#### [Exercise goal]
Write out the data below in full, unchanged, minus the images.

#### [Dataset content]
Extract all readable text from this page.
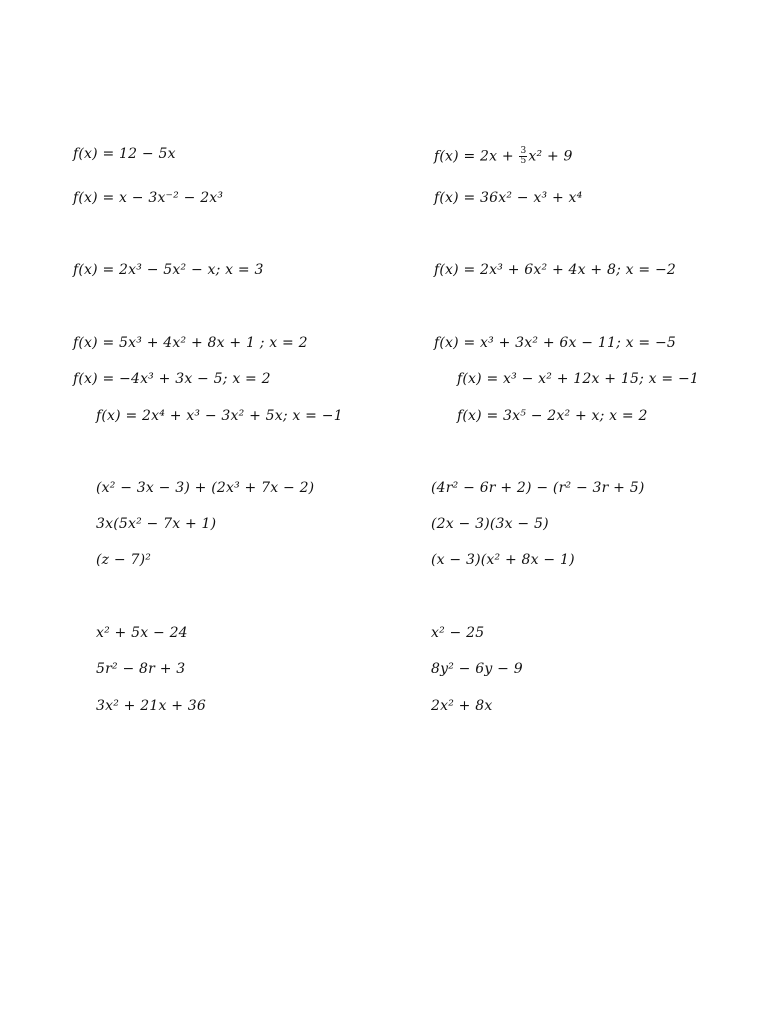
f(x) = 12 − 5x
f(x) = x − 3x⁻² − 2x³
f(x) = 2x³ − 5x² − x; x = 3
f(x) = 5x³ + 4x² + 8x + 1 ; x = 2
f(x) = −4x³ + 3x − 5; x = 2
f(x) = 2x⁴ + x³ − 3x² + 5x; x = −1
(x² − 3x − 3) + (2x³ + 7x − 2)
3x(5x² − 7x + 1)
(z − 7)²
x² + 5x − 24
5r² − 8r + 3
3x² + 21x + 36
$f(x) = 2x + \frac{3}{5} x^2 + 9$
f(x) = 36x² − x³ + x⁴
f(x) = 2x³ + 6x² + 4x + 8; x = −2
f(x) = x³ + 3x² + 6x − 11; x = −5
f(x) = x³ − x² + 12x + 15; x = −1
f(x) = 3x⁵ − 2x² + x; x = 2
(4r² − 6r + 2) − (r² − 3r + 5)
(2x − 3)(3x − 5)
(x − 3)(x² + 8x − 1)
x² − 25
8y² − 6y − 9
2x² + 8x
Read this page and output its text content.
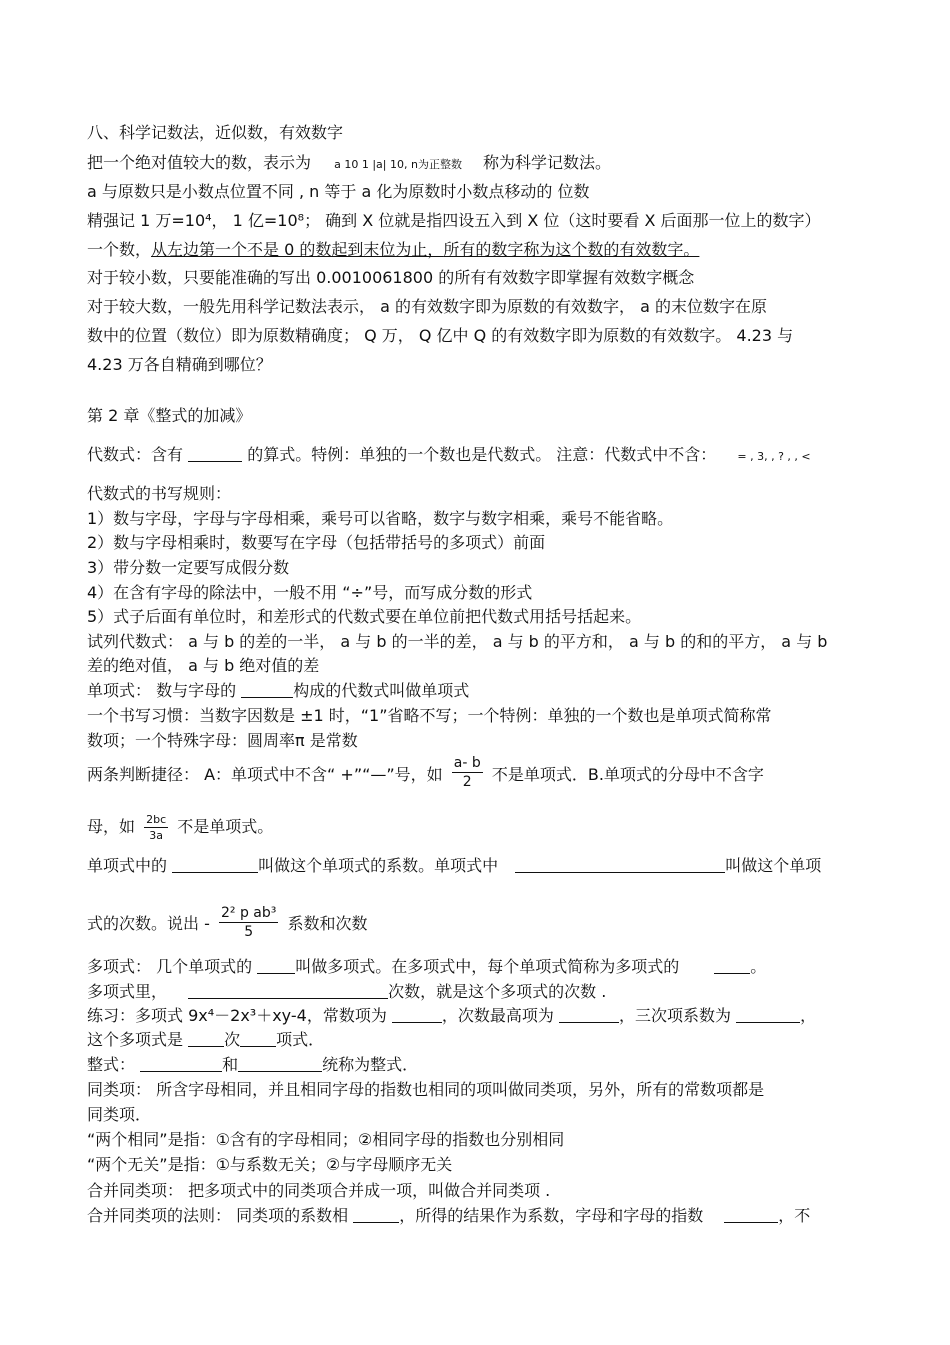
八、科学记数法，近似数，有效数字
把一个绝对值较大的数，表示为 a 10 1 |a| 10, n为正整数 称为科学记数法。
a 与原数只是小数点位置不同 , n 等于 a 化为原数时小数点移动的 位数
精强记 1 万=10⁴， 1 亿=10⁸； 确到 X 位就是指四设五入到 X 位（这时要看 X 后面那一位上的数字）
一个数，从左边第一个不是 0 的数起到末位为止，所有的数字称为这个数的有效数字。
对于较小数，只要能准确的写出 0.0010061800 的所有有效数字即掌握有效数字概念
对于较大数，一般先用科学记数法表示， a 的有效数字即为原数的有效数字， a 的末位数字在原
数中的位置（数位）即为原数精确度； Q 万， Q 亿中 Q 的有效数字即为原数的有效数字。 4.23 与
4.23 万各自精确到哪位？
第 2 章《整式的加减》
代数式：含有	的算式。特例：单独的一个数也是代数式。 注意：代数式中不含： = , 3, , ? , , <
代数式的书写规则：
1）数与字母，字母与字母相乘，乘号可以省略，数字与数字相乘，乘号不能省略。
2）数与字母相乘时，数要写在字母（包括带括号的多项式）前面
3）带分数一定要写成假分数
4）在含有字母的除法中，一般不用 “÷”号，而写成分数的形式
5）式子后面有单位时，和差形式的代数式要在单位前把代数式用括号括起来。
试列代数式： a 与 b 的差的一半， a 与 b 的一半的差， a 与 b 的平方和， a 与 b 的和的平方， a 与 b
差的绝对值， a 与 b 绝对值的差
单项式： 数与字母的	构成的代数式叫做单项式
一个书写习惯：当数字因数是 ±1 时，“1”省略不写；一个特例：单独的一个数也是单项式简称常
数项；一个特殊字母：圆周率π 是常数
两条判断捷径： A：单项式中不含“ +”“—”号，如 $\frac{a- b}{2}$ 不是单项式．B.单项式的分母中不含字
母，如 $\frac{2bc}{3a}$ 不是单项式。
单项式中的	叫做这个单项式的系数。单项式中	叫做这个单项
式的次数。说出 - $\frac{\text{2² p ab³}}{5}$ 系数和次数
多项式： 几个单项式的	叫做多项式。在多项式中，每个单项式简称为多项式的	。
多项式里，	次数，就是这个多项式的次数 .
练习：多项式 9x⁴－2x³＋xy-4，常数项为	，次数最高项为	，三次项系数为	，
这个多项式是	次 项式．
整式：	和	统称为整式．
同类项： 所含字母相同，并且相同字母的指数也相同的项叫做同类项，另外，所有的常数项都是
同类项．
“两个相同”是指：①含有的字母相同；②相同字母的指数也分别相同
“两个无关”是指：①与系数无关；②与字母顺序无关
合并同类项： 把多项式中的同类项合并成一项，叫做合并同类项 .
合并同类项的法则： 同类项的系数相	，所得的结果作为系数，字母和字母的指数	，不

#### [The answer]
Extract all readable text from this page.
f(x) = 12 − 5x
f(x) = x − 3x⁻² − 2x³
f(x) = 2x³ − 5x² − x; x = 3
f(x) = 5x³ + 4x² + 8x + 1 ; x = 2
f(x) = −4x³ + 3x − 5; x = 2
f(x) = 2x⁴ + x³ − 3x² + 5x; x = −1
(x² − 3x − 3) + (2x³ + 7x − 2)
3x(5x² − 7x + 1)
(z − 7)²
x² + 5x − 24
5r² − 8r + 3
3x² + 21x + 36
$f(x) = 2x + \frac{3}{5} x^2 + 9$
f(x) = 36x² − x³ + x⁴
f(x) = 2x³ + 6x² + 4x + 8; x = −2
f(x) = x³ + 3x² + 6x − 11; x = −5
f(x) = x³ − x² + 12x + 15; x = −1
f(x) = 3x⁵ − 2x² + x; x = 2
(4r² − 6r + 2) − (r² − 3r + 5)
(2x − 3)(3x − 5)
(x − 3)(x² + 8x − 1)
x² − 25
8y² − 6y − 9
2x² + 8x
Read this page and output its text content.
八、科学记数法，近似数，有效数字
把一个绝对值较大的数，表示为 a 10 1 |a| 10, n为正整数 称为科学记数法。
a 与原数只是小数点位置不同 , n 等于 a 化为原数时小数点移动的 位数
精强记 1 万=10⁴， 1 亿=10⁸； 确到 X 位就是指四设五入到 X 位（这时要看 X 后面那一位上的数字）
一个数，从左边第一个不是 0 的数起到末位为止，所有的数字称为这个数的有效数字。
对于较小数，只要能准确的写出 0.0010061800 的所有有效数字即掌握有效数字概念
对于较大数，一般先用科学记数法表示， a 的有效数字即为原数的有效数字， a 的末位数字在原
数中的位置（数位）即为原数精确度； Q 万， Q 亿中 Q 的有效数字即为原数的有效数字。 4.23 与
4.23 万各自精确到哪位？
第 2 章《整式的加减》
代数式：含有	的算式。特例：单独的一个数也是代数式。 注意：代数式中不含： = , 3, , ? , , <
代数式的书写规则：
1）数与字母，字母与字母相乘，乘号可以省略，数字与数字相乘，乘号不能省略。
2）数与字母相乘时，数要写在字母（包括带括号的多项式）前面
3）带分数一定要写成假分数
4）在含有字母的除法中，一般不用 “÷”号，而写成分数的形式
5）式子后面有单位时，和差形式的代数式要在单位前把代数式用括号括起来。
试列代数式： a 与 b 的差的一半， a 与 b 的一半的差， a 与 b 的平方和， a 与 b 的和的平方， a 与 b
差的绝对值， a 与 b 绝对值的差
单项式： 数与字母的	构成的代数式叫做单项式
一个书写习惯：当数字因数是 ±1 时，“1”省略不写；一个特例：单独的一个数也是单项式简称常
数项；一个特殊字母：圆周率π 是常数
两条判断捷径： A：单项式中不含“ +”“—”号，如 $\frac{a- b}{2}$ 不是单项式．B.单项式的分母中不含字
母，如 $\frac{2bc}{3a}$ 不是单项式。
单项式中的	叫做这个单项式的系数。单项式中	叫做这个单项
式的次数。说出 - $\frac{\text{2² p ab³}}{5}$ 系数和次数
多项式： 几个单项式的	叫做多项式。在多项式中，每个单项式简称为多项式的	。
多项式里，	次数，就是这个多项式的次数 .
练习：多项式 9x⁴－2x³＋xy-4，常数项为	，次数最高项为	，三次项系数为	，
这个多项式是	次 项式．
整式：	和	统称为整式．
同类项： 所含字母相同，并且相同字母的指数也相同的项叫做同类项，另外，所有的常数项都是
同类项．
“两个相同”是指：①含有的字母相同；②相同字母的指数也分别相同
“两个无关”是指：①与系数无关；②与字母顺序无关
合并同类项： 把多项式中的同类项合并成一项，叫做合并同类项 .
合并同类项的法则： 同类项的系数相	，所得的结果作为系数，字母和字母的指数	，不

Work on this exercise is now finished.